> [Prompt] Without further comment, state how many lines in the listing below contain the word "born".

> [Record extracts]
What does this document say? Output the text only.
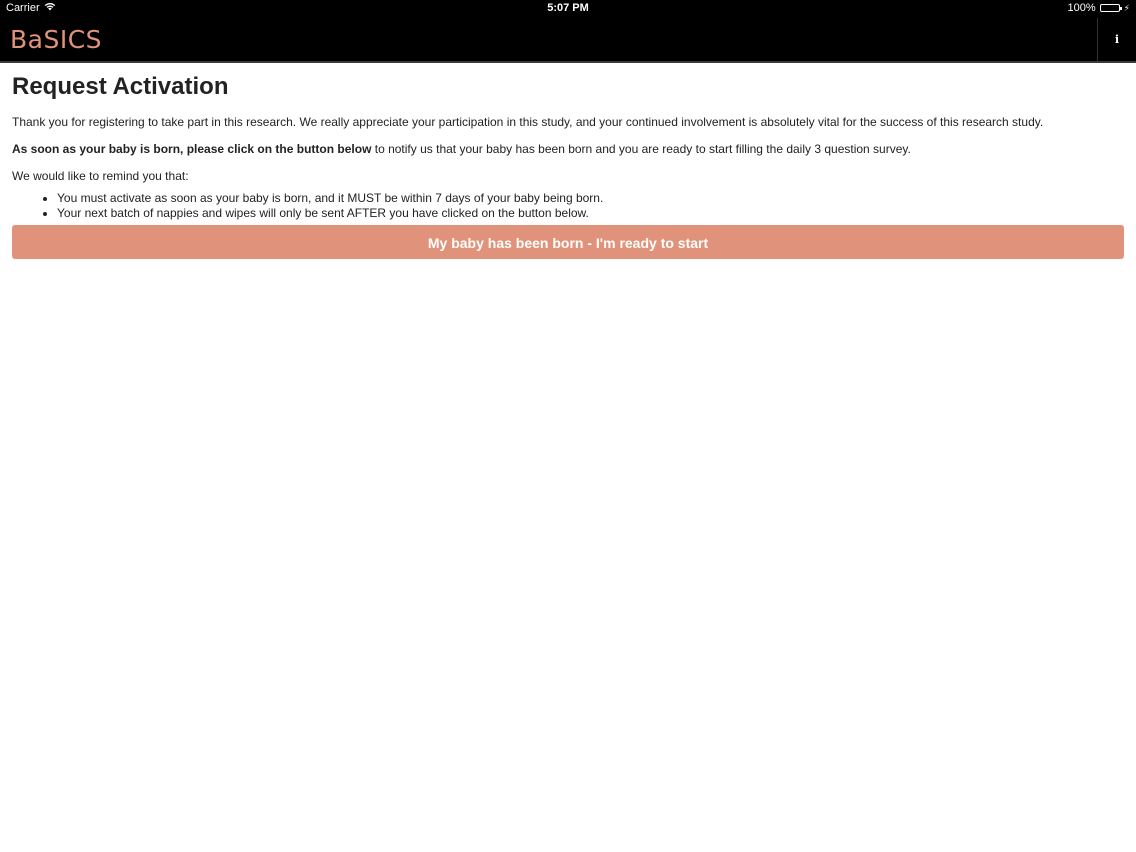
Carrier	5:07 PM	100%	⚡
BaSICS	i
Request Activation

Thank you for registering to take part in this research. We really appreciate your participation in this study, and your continued involvement is absolutely vital for the success of this research study.

As soon as your baby is born, please click on the button below to notify us that your baby has been born and you are ready to start filling the daily 3 question survey.

We would like to remind you that:

• You must activate as soon as your baby is born, and it MUST be within 7 days of your baby being born.
• Your next batch of nappies and wipes will only be sent AFTER you have clicked on the button below.
My baby has been born - I'm ready to start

> [Result] 3